• [Data extract]
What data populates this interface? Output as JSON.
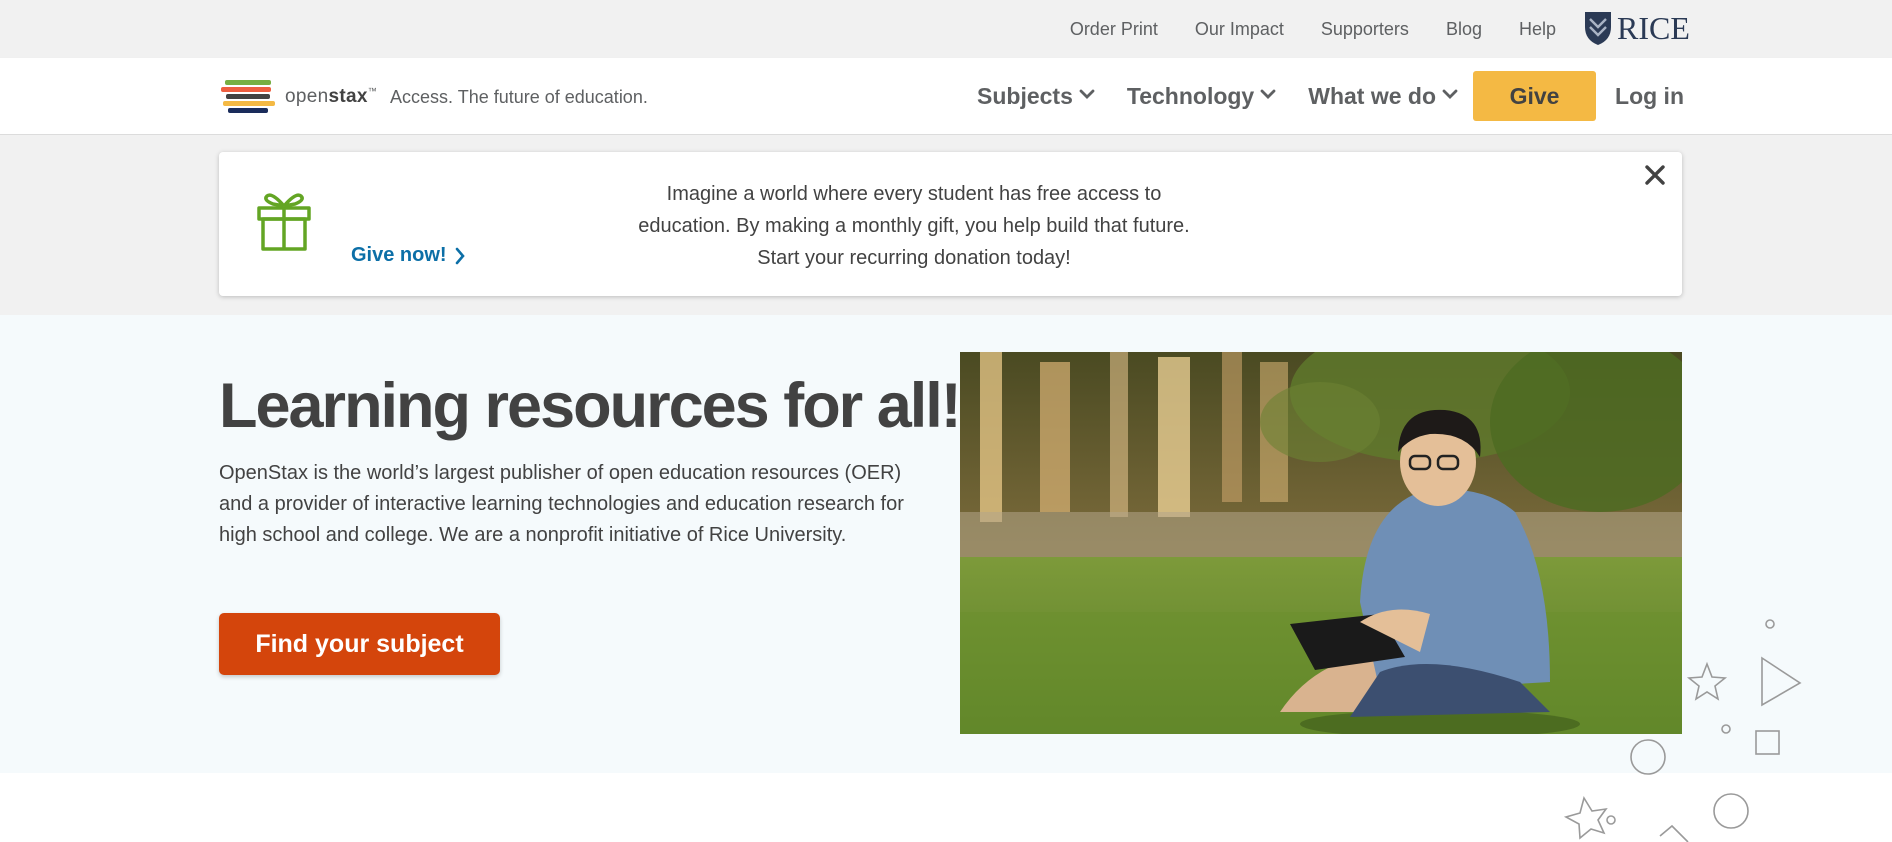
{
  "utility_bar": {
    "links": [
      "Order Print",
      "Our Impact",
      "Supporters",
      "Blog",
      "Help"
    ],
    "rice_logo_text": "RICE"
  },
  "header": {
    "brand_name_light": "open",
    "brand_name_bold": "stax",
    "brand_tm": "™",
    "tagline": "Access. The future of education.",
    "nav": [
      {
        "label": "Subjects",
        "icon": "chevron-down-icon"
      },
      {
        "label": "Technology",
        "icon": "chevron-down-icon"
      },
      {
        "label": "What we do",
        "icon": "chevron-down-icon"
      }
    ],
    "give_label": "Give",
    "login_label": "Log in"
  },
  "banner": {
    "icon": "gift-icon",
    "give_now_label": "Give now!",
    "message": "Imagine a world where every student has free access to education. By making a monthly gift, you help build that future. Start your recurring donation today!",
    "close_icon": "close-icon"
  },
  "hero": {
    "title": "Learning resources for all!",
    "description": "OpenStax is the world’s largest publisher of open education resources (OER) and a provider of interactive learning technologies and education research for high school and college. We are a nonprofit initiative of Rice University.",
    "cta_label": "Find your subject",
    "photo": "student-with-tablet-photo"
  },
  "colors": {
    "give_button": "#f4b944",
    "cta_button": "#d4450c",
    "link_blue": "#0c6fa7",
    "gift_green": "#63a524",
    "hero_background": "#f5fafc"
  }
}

--

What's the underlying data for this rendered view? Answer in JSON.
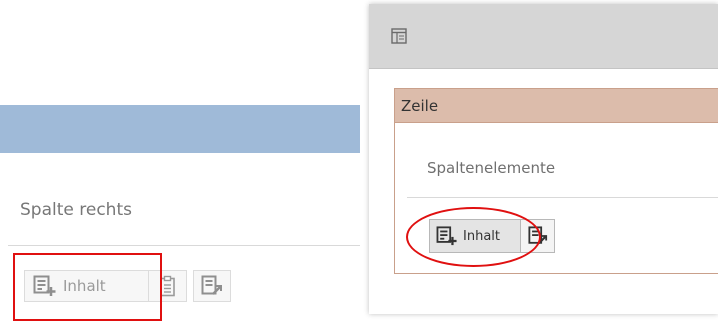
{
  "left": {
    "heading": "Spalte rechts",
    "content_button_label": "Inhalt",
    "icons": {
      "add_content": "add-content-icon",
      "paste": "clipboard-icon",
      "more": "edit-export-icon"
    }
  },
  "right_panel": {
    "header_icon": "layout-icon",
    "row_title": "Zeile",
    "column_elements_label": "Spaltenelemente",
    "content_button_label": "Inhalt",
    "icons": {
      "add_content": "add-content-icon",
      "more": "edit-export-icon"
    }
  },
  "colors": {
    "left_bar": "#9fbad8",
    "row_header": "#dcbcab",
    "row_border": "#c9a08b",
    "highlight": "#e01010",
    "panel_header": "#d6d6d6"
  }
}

--

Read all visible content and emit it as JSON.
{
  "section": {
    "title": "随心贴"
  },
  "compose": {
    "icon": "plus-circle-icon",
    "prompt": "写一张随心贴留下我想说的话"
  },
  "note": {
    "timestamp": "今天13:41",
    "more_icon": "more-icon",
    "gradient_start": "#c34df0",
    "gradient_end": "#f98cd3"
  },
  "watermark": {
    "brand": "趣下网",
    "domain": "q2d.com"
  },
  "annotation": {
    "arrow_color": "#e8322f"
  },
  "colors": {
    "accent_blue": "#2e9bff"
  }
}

• [Work to be completed] State the number of lines holding the word "What" in the listing. Add nothing else.

• [Written solution] 3